> **TASK**: Copy each line below that contains "images".

Dataset records:
◇ ◇ ◇ ◇ ◇ ◇ ◇

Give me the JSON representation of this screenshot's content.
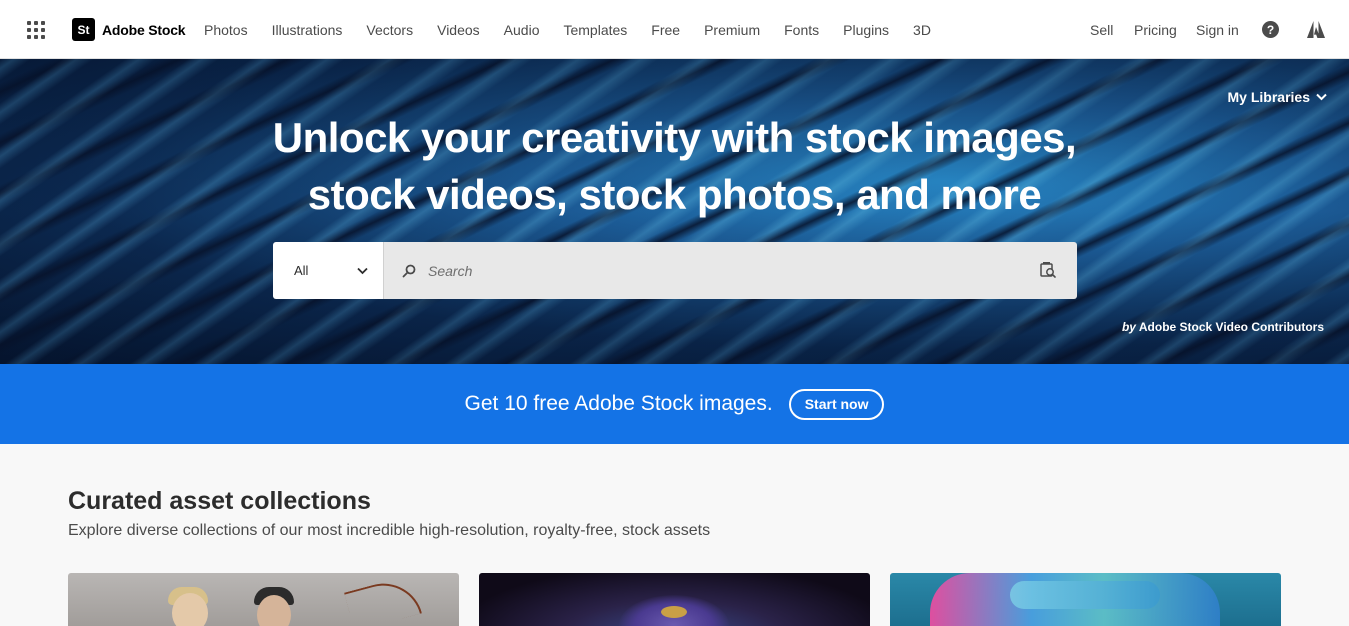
{
  "header": {
    "logo_mark": "St",
    "logo_text": "Adobe Stock",
    "nav": [
      "Photos",
      "Illustrations",
      "Vectors",
      "Videos",
      "Audio",
      "Templates",
      "Free",
      "Premium",
      "Fonts",
      "Plugins",
      "3D"
    ],
    "right_links": {
      "sell": "Sell",
      "pricing": "Pricing",
      "signin": "Sign in"
    },
    "help_glyph": "?",
    "icons": {
      "apps": "grid-icon",
      "help": "help-icon",
      "adobe": "adobe-logo-icon"
    }
  },
  "hero": {
    "my_libraries": "My Libraries",
    "title_line1": "Unlock your creativity with stock images,",
    "title_line2": "stock videos, stock photos, and more",
    "search": {
      "category": "All",
      "placeholder": "Search"
    },
    "credit_by": "by",
    "credit_name": "Adobe Stock Video Contributors"
  },
  "promo": {
    "text": "Get 10 free Adobe Stock images.",
    "button": "Start now"
  },
  "curated": {
    "title": "Curated asset collections",
    "subtitle": "Explore diverse collections of our most incredible high-resolution, royalty-free, stock assets"
  },
  "colors": {
    "promo_blue": "#1473e6",
    "text_dark": "#2c2c2c"
  }
}
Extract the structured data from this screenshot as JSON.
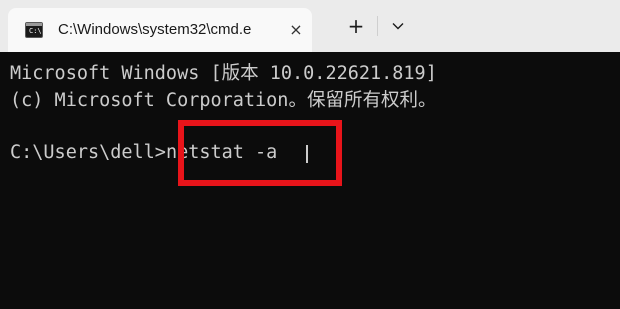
{
  "window": {
    "tab_title": "C:\\Windows\\system32\\cmd.e",
    "tab_icon": "cmd-icon",
    "tab_icon_glyph": "C:\\",
    "close_glyph": "×",
    "new_tab_glyph": "+",
    "dropdown_icon": "chevron-down-icon"
  },
  "terminal": {
    "lines": [
      "Microsoft Windows [版本 10.0.22621.819]",
      "(c) Microsoft Corporation。保留所有权利。"
    ],
    "prompt": "C:\\Users\\dell>",
    "command": "netstat -a"
  },
  "annotation": {
    "highlight_color": "#e8141a"
  }
}
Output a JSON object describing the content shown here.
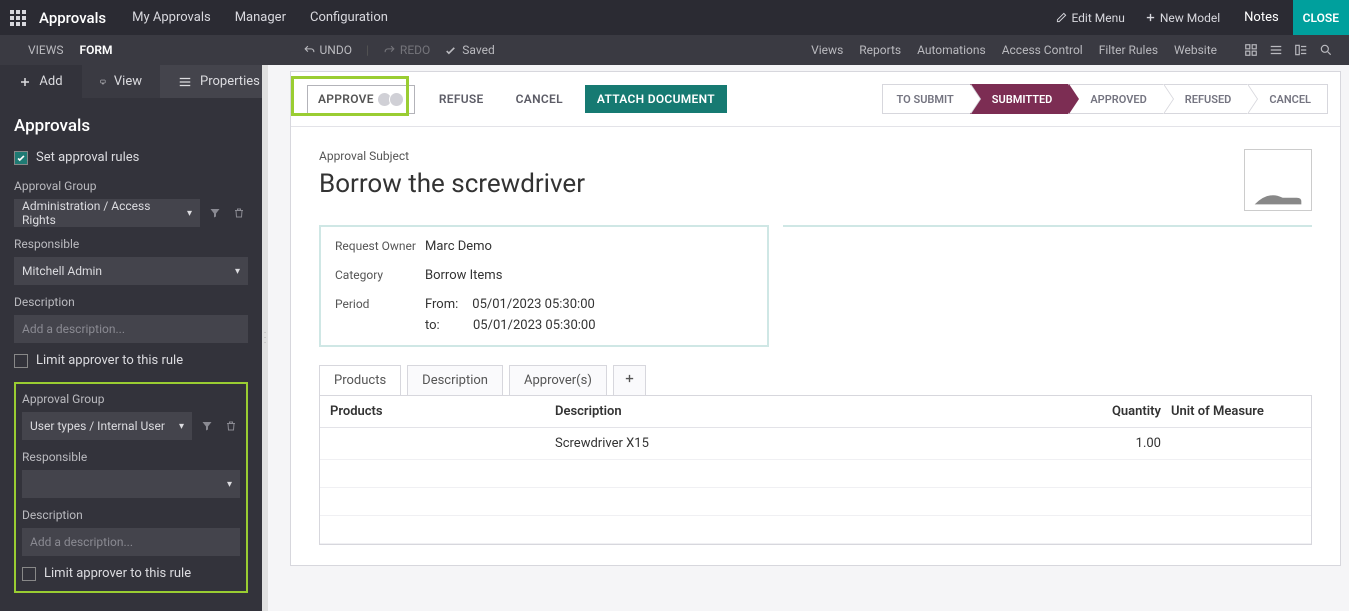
{
  "topbar": {
    "brand": "Approvals",
    "nav": [
      "My Approvals",
      "Manager",
      "Configuration"
    ],
    "edit_menu": "Edit Menu",
    "new_model": "New Model",
    "notes": "Notes",
    "close": "CLOSE"
  },
  "secondbar": {
    "views_label": "VIEWS",
    "form_label": "FORM",
    "undo": "UNDO",
    "redo": "REDO",
    "saved": "Saved",
    "right_links": [
      "Views",
      "Reports",
      "Automations",
      "Access Control",
      "Filter Rules",
      "Website"
    ]
  },
  "sidebar": {
    "tabs": {
      "add": "Add",
      "view": "View",
      "props": "Properties"
    },
    "title": "Approvals",
    "set_rules": "Set approval rules",
    "group1": {
      "group_label": "Approval Group",
      "group_value": "Administration / Access Rights",
      "responsible_label": "Responsible",
      "responsible_value": "Mitchell Admin",
      "description_label": "Description",
      "description_placeholder": "Add a description...",
      "limit_label": "Limit approver to this rule"
    },
    "group2": {
      "group_label": "Approval Group",
      "group_value": "User types / Internal User",
      "responsible_label": "Responsible",
      "responsible_value": "",
      "description_label": "Description",
      "description_placeholder": "Add a description...",
      "limit_label": "Limit approver to this rule"
    }
  },
  "form": {
    "buttons": {
      "approve": "APPROVE",
      "refuse": "REFUSE",
      "cancel": "CANCEL",
      "attach": "ATTACH DOCUMENT"
    },
    "steps": [
      "TO SUBMIT",
      "SUBMITTED",
      "APPROVED",
      "REFUSED",
      "CANCEL"
    ],
    "active_step": 1,
    "subject_label": "Approval Subject",
    "subject": "Borrow the screwdriver",
    "owner_label": "Request Owner",
    "owner": "Marc Demo",
    "category_label": "Category",
    "category": "Borrow Items",
    "period_label": "Period",
    "period_from_lbl": "From:",
    "period_from": "05/01/2023 05:30:00",
    "period_to_lbl": "to:",
    "period_to": "05/01/2023 05:30:00",
    "tabs": [
      "Products",
      "Description",
      "Approver(s)"
    ],
    "active_tab": 0,
    "table": {
      "headers": [
        "Products",
        "Description",
        "Quantity",
        "Unit of Measure"
      ],
      "rows": [
        {
          "product": "",
          "description": "Screwdriver X15",
          "qty": "1.00",
          "uom": ""
        }
      ]
    }
  }
}
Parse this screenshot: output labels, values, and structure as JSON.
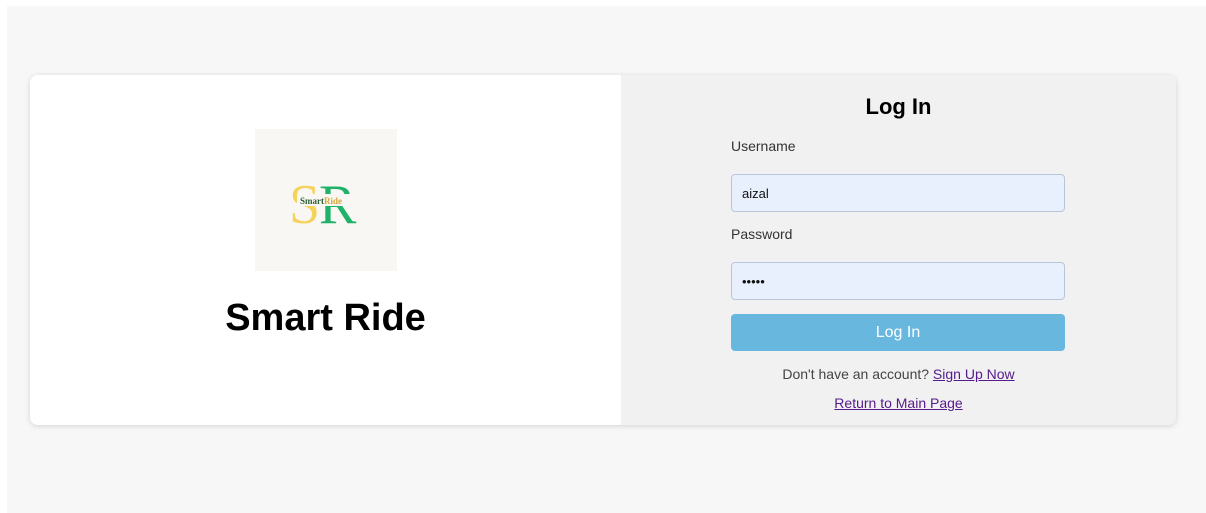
{
  "brand": {
    "logo_text": "SmartRide",
    "logo_text_part1": "Smart",
    "logo_text_part2": "Ride",
    "name": "Smart Ride",
    "colors": {
      "logo_yellow": "#f5d35a",
      "logo_green": "#1fb36a",
      "logo_brown": "#2f5e35"
    }
  },
  "login": {
    "title": "Log In",
    "username_label": "Username",
    "username_value": "aizal",
    "password_label": "Password",
    "password_value": "aizal",
    "submit_label": "Log In",
    "signup_prompt": "Don't have an account?",
    "signup_link": "Sign Up Now",
    "return_link": "Return to Main Page"
  },
  "colors": {
    "button": "#67b7de",
    "input_bg": "#e8f0fe",
    "link": "#551a8b"
  }
}
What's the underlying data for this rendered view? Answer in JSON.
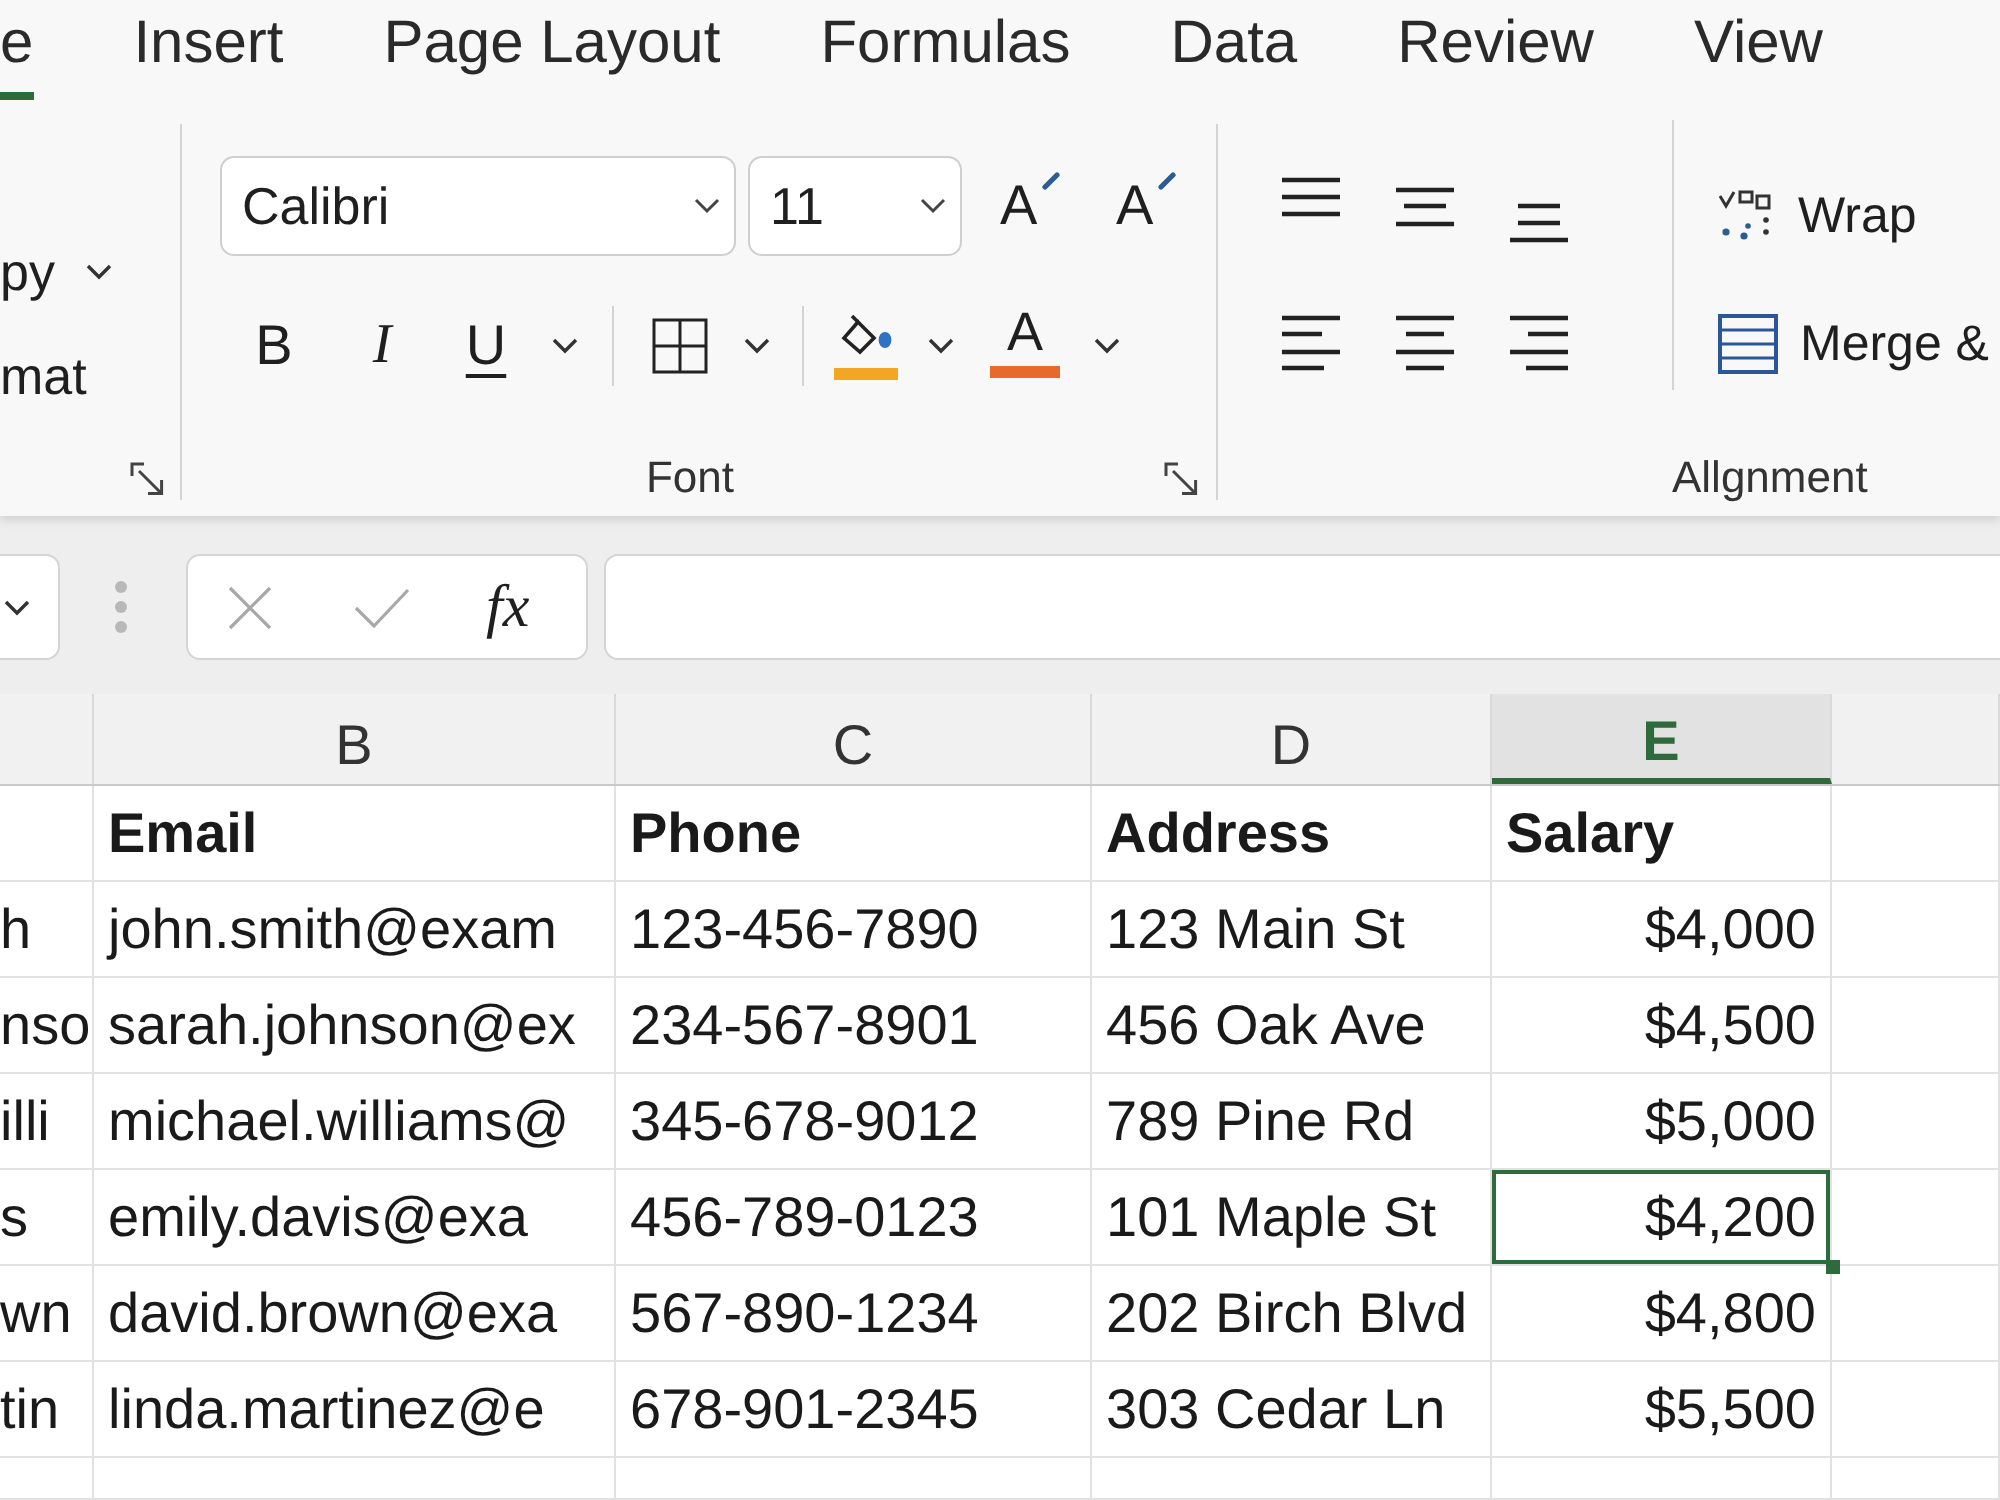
{
  "ribbon_tabs": [
    {
      "label": "e",
      "selected": true
    },
    {
      "label": "Insert",
      "selected": false
    },
    {
      "label": "Page Layout",
      "selected": false
    },
    {
      "label": "Formulas",
      "selected": false
    },
    {
      "label": "Data",
      "selected": false
    },
    {
      "label": "Review",
      "selected": false
    },
    {
      "label": "View",
      "selected": false
    }
  ],
  "clipboard_group": {
    "copy_label": "py",
    "format_label": "mat"
  },
  "font_group": {
    "font_name": "Calibri",
    "font_size": "11",
    "grow_label": "A",
    "shrink_label": "A",
    "bold_label": "B",
    "italic_label": "I",
    "underline_label": "U",
    "fill_button": {
      "color": "#f2a623"
    },
    "font_color_button": {
      "label": "A",
      "color": "#e8692b"
    },
    "title": "Font"
  },
  "alignment_group": {
    "wrap_label": "Wrap",
    "merge_label": "Merge &",
    "title": "Allgnment"
  },
  "formula_bar": {
    "function_label": "fx"
  },
  "sheet": {
    "columns": [
      {
        "kind": "text",
        "selected": false
      },
      {
        "label": "B",
        "kind": "text",
        "selected": false
      },
      {
        "label": "C",
        "kind": "text",
        "selected": false
      },
      {
        "label": "D",
        "kind": "text",
        "selected": false
      },
      {
        "label": "E",
        "kind": "currency",
        "selected": true
      }
    ],
    "rows": [
      {
        "kind": "header",
        "cells": [
          {
            "selected": false
          },
          {
            "text": "Email",
            "selected": false
          },
          {
            "text": "Phone",
            "selected": false
          },
          {
            "text": "Address",
            "selected": false
          },
          {
            "text": "Salary",
            "selected": false
          }
        ]
      },
      {
        "kind": "data",
        "cells": [
          {
            "text": "h",
            "selected": false
          },
          {
            "text": "john.smith@exam",
            "selected": false
          },
          {
            "text": "123-456-7890",
            "selected": false
          },
          {
            "text": "123 Main St",
            "selected": false
          },
          {
            "text": "$4,000",
            "selected": false
          }
        ]
      },
      {
        "kind": "data",
        "cells": [
          {
            "text": "nso",
            "selected": false
          },
          {
            "text": "sarah.johnson@ex",
            "selected": false
          },
          {
            "text": "234-567-8901",
            "selected": false
          },
          {
            "text": "456 Oak Ave",
            "selected": false
          },
          {
            "text": "$4,500",
            "selected": false
          }
        ]
      },
      {
        "kind": "data",
        "cells": [
          {
            "text": "illi",
            "selected": false
          },
          {
            "text": "michael.williams@",
            "selected": false
          },
          {
            "text": "345-678-9012",
            "selected": false
          },
          {
            "text": "789 Pine Rd",
            "selected": false
          },
          {
            "text": "$5,000",
            "selected": false
          }
        ]
      },
      {
        "kind": "data",
        "cells": [
          {
            "text": "s",
            "selected": false
          },
          {
            "text": "emily.davis@exa",
            "selected": false
          },
          {
            "text": "456-789-0123",
            "selected": false
          },
          {
            "text": "101 Maple St",
            "selected": false
          },
          {
            "text": "$4,200",
            "selected": true
          }
        ]
      },
      {
        "kind": "data",
        "cells": [
          {
            "text": "wn",
            "selected": false
          },
          {
            "text": "david.brown@exa",
            "selected": false
          },
          {
            "text": "567-890-1234",
            "selected": false
          },
          {
            "text": "202 Birch Blvd",
            "selected": false
          },
          {
            "text": "$4,800",
            "selected": false
          }
        ]
      },
      {
        "kind": "data",
        "cells": [
          {
            "text": "tin",
            "selected": false
          },
          {
            "text": "linda.martinez@e",
            "selected": false
          },
          {
            "text": "678-901-2345",
            "selected": false
          },
          {
            "text": "303 Cedar Ln",
            "selected": false
          },
          {
            "text": "$5,500",
            "selected": false
          }
        ]
      }
    ]
  }
}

◇ ◇ ◇ ◇ ◇ ◇ ◇

> **FULL ANSWER**:
    "title_line1": "Unlock your creativity with stock images,",
    "text": "Get 10 free Adobe Stock images.",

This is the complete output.